• [What you are asked to do]: Scan the records for the string "grid"; copy each line where it occurs.

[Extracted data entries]
========================================================================
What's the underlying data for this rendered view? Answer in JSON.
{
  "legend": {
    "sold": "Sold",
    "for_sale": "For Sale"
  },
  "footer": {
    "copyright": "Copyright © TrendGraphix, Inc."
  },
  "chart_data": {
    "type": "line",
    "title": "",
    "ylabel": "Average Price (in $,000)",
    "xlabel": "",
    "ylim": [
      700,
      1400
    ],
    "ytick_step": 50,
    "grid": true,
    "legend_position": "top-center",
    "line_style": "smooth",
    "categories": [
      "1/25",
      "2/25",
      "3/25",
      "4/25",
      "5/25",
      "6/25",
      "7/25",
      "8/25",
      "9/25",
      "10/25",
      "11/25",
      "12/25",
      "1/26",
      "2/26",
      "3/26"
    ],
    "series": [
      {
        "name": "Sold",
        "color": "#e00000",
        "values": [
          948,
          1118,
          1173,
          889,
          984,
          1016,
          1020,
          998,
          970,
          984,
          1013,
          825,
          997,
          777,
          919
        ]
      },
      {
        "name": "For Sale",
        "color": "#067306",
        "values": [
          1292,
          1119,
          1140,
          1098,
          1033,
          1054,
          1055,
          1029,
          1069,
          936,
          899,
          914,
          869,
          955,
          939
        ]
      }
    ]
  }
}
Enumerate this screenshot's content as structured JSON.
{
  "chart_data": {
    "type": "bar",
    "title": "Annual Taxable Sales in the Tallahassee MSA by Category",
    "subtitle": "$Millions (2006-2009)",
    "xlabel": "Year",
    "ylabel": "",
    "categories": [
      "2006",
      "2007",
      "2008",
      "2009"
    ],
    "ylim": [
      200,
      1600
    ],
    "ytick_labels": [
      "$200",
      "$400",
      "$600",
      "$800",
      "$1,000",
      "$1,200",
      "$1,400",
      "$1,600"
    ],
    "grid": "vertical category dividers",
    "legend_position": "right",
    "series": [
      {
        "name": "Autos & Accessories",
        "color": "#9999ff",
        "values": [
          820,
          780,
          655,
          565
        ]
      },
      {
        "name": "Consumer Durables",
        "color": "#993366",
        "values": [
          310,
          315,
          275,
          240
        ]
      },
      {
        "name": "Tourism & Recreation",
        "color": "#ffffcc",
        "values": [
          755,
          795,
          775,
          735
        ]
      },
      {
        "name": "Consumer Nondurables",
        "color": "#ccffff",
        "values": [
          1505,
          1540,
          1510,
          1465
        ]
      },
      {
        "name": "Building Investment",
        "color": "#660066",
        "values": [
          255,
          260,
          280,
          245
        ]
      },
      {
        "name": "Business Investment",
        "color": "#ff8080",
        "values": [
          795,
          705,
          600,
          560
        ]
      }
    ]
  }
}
========================================================================
• [Exercise response]:
    "grid": true,
    "grid": "vertical category dividers",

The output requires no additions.